_Task objective_: Give the records from the first line through the line containing "estimated-ship-time: 预计发货时间:2026-12-17 23:59前", both included, as a Markdown table with a Row column holding the row number and a Line column holding the line. Leave out blank lines.

_The input_:
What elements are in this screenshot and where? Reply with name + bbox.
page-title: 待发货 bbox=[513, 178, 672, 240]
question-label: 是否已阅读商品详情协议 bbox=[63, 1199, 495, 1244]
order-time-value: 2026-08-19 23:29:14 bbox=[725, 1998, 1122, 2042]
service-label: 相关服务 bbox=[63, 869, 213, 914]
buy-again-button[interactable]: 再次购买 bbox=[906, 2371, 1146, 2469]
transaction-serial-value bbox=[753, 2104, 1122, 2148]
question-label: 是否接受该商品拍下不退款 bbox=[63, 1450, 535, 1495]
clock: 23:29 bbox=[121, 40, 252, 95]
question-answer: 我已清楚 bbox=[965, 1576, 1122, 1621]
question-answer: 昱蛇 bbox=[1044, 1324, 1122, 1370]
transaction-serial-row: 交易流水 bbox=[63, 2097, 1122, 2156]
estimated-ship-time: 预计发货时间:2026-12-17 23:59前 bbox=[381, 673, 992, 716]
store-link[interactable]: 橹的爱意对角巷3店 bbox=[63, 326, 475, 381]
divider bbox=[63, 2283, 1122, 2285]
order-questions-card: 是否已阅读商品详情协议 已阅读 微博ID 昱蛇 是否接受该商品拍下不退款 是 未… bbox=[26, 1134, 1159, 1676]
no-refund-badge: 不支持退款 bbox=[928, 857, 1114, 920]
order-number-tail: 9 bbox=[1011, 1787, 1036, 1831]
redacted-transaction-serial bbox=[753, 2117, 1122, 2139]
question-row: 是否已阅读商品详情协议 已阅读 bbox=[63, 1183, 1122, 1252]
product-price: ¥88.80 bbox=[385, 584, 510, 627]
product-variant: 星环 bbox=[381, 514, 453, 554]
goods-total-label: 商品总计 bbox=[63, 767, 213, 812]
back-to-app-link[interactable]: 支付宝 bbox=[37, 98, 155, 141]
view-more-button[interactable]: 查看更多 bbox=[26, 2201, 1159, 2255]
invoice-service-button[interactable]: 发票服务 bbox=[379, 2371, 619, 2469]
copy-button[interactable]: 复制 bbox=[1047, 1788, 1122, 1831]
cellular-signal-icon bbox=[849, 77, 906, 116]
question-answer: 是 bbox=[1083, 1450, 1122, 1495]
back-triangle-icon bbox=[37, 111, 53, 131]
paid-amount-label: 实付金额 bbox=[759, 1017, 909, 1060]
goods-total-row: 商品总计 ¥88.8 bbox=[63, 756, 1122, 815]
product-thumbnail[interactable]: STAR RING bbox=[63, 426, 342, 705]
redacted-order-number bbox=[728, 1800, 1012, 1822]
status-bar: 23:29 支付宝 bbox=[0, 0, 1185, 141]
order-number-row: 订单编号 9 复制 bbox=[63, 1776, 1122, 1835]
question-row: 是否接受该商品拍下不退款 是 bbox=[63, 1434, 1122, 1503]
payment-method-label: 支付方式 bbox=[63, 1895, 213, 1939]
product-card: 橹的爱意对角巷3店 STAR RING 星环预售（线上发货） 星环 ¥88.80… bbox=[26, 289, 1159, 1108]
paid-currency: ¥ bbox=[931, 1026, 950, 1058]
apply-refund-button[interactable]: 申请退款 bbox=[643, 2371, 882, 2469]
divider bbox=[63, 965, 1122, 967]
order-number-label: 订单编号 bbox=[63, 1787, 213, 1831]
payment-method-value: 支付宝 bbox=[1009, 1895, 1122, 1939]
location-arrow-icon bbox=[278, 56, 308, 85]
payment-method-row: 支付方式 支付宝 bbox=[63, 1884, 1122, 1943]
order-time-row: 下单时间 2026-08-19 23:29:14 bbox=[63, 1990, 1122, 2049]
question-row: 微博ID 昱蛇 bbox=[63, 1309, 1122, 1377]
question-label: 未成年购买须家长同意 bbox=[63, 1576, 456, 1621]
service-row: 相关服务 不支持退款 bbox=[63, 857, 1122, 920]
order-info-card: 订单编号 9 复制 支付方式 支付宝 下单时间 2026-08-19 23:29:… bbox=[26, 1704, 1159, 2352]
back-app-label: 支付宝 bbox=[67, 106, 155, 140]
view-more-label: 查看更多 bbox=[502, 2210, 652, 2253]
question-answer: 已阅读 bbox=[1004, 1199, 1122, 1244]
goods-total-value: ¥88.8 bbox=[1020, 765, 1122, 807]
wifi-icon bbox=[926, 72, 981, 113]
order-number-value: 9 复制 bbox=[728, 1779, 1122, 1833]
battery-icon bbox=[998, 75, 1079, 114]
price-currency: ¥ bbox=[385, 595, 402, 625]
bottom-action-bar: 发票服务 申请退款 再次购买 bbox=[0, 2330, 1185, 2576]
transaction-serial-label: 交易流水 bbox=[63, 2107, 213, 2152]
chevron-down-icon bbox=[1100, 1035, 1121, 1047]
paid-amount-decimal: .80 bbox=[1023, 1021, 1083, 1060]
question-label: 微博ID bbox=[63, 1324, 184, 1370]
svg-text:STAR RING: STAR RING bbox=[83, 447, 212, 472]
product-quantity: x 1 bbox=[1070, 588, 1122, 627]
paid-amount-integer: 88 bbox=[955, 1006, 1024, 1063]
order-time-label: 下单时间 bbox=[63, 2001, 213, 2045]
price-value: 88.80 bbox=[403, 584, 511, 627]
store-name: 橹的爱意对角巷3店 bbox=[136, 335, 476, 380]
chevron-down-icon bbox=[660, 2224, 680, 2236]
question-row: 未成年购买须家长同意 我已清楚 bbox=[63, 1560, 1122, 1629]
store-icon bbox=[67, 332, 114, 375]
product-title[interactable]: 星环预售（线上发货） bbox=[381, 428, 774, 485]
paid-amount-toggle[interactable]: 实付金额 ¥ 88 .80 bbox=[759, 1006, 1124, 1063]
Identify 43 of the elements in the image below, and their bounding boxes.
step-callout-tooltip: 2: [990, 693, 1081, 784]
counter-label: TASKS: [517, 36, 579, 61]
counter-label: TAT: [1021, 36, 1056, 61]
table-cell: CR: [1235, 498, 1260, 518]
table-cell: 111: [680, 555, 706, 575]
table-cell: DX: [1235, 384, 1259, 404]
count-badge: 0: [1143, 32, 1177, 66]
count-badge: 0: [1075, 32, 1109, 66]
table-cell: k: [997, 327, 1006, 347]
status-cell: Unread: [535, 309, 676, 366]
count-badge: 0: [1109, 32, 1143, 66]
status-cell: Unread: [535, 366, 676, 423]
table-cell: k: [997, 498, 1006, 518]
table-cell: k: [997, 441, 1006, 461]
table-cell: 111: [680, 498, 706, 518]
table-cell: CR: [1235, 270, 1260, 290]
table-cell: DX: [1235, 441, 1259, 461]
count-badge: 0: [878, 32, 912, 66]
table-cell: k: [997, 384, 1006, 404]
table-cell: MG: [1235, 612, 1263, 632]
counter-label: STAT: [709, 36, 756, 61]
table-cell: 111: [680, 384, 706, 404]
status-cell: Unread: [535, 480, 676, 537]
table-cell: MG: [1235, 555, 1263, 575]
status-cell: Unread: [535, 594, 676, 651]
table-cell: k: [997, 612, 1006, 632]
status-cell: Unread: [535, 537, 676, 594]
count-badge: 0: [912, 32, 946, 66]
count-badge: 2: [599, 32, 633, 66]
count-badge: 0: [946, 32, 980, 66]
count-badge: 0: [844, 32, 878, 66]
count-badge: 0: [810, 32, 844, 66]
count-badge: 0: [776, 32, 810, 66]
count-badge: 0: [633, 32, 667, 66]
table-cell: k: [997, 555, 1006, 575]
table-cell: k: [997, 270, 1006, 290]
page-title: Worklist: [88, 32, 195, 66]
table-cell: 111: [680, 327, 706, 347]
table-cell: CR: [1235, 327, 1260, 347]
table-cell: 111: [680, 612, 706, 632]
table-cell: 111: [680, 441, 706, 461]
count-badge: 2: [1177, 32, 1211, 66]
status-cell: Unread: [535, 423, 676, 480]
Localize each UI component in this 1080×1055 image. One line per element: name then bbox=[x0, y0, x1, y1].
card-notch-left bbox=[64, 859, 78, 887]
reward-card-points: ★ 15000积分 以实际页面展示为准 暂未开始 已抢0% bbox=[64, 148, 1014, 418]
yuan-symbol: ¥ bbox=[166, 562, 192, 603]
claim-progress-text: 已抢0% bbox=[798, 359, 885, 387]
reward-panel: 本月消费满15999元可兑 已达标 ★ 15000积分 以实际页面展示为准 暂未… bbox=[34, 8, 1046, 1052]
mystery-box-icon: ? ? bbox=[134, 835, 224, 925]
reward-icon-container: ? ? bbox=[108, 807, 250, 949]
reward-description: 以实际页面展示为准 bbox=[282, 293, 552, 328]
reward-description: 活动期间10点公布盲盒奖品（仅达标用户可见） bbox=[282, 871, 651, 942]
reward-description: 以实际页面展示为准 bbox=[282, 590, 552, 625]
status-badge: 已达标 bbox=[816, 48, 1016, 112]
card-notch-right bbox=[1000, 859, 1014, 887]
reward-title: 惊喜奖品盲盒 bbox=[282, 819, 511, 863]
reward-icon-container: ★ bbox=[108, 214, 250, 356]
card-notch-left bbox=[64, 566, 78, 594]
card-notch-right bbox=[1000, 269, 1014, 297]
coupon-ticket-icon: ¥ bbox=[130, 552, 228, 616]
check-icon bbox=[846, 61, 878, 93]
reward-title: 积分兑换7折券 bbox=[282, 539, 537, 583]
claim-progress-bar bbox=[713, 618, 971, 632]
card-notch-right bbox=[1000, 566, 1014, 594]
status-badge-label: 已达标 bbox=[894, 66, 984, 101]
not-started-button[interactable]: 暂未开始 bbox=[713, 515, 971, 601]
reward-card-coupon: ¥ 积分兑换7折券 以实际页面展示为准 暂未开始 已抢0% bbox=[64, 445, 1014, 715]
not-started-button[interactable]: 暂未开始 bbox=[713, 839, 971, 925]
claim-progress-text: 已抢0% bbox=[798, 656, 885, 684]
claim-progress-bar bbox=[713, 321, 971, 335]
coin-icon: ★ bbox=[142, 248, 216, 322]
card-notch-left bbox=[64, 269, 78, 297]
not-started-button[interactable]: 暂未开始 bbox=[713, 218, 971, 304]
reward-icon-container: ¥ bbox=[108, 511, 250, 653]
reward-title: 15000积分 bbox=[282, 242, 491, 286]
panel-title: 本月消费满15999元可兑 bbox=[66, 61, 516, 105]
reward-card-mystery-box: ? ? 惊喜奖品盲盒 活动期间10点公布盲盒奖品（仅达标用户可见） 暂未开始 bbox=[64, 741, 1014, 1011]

_Full solution_:
| Row | Line |
|---|---|
| 1 | What elements are in this screenshot and where? Reply with name + bbox. |
| 2 | page-title: 待发货 bbox=[513, 178, 672, 240] |
| 3 | question-label: 是否已阅读商品详情协议 bbox=[63, 1199, 495, 1244] |
| 4 | order-time-value: 2026-08-19 23:29:14 bbox=[725, 1998, 1122, 2042] |
| 5 | service-label: 相关服务 bbox=[63, 869, 213, 914] |
| 6 | buy-again-button[interactable]: 再次购买 bbox=[906, 2371, 1146, 2469] |
| 7 | transaction-serial-value bbox=[753, 2104, 1122, 2148] |
| 8 | question-label: 是否接受该商品拍下不退款 bbox=[63, 1450, 535, 1495] |
| 9 | clock: 23:29 bbox=[121, 40, 252, 95] |
| 10 | question-answer: 我已清楚 bbox=[965, 1576, 1122, 1621] |
| 11 | question-answer: 昱蛇 bbox=[1044, 1324, 1122, 1370] |
| 12 | transaction-serial-row: 交易流水 bbox=[63, 2097, 1122, 2156] |
| 13 | estimated-ship-time: 预计发货时间:2026-12-17 23:59前 bbox=[381, 673, 992, 716] |